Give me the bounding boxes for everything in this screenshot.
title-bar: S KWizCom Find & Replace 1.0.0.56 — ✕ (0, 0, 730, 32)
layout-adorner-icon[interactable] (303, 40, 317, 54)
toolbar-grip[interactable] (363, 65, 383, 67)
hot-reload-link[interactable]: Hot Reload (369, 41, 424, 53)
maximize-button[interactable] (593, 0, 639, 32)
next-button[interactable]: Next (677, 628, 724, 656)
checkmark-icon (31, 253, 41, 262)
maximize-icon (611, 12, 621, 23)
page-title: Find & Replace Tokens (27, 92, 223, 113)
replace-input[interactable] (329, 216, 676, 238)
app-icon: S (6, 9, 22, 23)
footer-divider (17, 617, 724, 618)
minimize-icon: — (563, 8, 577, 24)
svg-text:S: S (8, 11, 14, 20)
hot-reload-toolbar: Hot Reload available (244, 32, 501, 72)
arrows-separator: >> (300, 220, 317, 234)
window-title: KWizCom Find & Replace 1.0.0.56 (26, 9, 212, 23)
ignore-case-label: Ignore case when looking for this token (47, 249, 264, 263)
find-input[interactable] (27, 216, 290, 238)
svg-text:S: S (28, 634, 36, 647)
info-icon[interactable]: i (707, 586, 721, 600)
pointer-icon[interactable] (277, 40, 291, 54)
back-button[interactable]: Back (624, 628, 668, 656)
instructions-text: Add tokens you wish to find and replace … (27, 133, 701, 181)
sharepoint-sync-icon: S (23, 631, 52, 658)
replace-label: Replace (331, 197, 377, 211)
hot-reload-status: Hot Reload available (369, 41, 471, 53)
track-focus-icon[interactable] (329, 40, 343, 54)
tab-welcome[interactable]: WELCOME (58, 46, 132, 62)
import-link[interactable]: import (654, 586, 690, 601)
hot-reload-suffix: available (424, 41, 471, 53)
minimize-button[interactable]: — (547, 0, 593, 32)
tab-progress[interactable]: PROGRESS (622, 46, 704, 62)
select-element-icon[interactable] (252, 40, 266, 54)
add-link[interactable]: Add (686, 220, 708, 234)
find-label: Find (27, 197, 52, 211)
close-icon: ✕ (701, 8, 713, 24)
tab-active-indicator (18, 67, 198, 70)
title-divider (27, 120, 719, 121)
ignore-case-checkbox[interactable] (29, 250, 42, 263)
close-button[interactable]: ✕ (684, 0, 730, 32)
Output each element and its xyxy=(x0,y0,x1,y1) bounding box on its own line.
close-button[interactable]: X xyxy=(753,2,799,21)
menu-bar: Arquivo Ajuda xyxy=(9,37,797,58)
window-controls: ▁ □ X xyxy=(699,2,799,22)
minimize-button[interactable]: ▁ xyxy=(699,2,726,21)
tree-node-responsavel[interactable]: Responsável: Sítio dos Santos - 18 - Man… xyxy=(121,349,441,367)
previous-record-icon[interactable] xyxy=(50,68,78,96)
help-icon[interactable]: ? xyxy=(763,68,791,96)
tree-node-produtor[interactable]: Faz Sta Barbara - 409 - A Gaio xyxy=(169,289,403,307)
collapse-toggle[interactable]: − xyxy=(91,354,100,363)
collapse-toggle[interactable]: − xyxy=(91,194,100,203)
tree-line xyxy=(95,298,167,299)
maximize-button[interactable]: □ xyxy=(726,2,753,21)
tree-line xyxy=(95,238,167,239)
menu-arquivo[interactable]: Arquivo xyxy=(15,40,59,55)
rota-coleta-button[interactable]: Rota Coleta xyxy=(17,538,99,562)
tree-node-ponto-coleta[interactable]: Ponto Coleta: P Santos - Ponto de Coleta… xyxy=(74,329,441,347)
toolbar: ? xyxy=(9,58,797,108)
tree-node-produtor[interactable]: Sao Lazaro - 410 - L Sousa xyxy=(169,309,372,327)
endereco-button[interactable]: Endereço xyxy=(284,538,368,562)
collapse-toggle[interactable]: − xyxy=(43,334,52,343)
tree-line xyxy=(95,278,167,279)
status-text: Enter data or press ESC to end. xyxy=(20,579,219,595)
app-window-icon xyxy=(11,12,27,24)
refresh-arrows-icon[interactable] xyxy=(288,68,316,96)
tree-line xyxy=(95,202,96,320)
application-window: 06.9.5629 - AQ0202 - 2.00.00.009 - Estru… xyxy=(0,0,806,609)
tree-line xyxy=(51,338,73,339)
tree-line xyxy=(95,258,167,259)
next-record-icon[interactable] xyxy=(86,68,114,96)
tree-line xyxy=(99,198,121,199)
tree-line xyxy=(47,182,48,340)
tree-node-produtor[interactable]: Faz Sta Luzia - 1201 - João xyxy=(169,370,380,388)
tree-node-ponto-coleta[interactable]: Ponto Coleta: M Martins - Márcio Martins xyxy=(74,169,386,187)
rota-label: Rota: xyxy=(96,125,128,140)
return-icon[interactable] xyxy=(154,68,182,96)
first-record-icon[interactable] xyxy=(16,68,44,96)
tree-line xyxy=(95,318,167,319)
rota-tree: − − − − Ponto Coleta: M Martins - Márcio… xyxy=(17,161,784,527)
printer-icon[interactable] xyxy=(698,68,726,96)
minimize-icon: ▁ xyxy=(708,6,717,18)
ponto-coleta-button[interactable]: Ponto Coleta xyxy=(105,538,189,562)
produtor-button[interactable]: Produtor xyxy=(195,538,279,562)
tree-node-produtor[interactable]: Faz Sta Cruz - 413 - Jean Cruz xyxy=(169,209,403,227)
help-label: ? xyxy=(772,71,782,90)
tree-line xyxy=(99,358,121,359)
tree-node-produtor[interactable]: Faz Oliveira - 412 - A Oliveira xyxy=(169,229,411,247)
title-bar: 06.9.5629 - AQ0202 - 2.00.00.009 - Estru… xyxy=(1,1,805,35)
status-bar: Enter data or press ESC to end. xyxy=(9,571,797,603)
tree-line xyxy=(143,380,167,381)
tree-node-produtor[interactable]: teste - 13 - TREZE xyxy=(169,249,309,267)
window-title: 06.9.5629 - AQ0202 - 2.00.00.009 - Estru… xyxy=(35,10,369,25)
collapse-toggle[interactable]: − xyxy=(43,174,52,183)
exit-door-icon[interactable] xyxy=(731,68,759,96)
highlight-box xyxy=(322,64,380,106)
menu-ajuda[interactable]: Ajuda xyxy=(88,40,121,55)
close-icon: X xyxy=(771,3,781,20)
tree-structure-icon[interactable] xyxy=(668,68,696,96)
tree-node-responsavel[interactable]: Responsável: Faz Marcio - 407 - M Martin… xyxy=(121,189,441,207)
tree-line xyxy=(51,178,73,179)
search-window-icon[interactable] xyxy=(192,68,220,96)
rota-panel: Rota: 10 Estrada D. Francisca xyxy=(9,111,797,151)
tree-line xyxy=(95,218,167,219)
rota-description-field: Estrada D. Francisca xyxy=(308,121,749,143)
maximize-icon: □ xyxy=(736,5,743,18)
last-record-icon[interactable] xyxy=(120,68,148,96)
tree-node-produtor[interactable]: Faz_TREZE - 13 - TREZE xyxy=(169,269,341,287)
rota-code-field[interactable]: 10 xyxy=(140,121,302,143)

────────

■ What to do
Pull out every line of the data above that contains the string "press". Case counts.

■ Final result
status-text: Enter data or press ESC to end. xyxy=(20,579,219,595)
status-bar: Enter data or press ESC to end. xyxy=(9,571,797,603)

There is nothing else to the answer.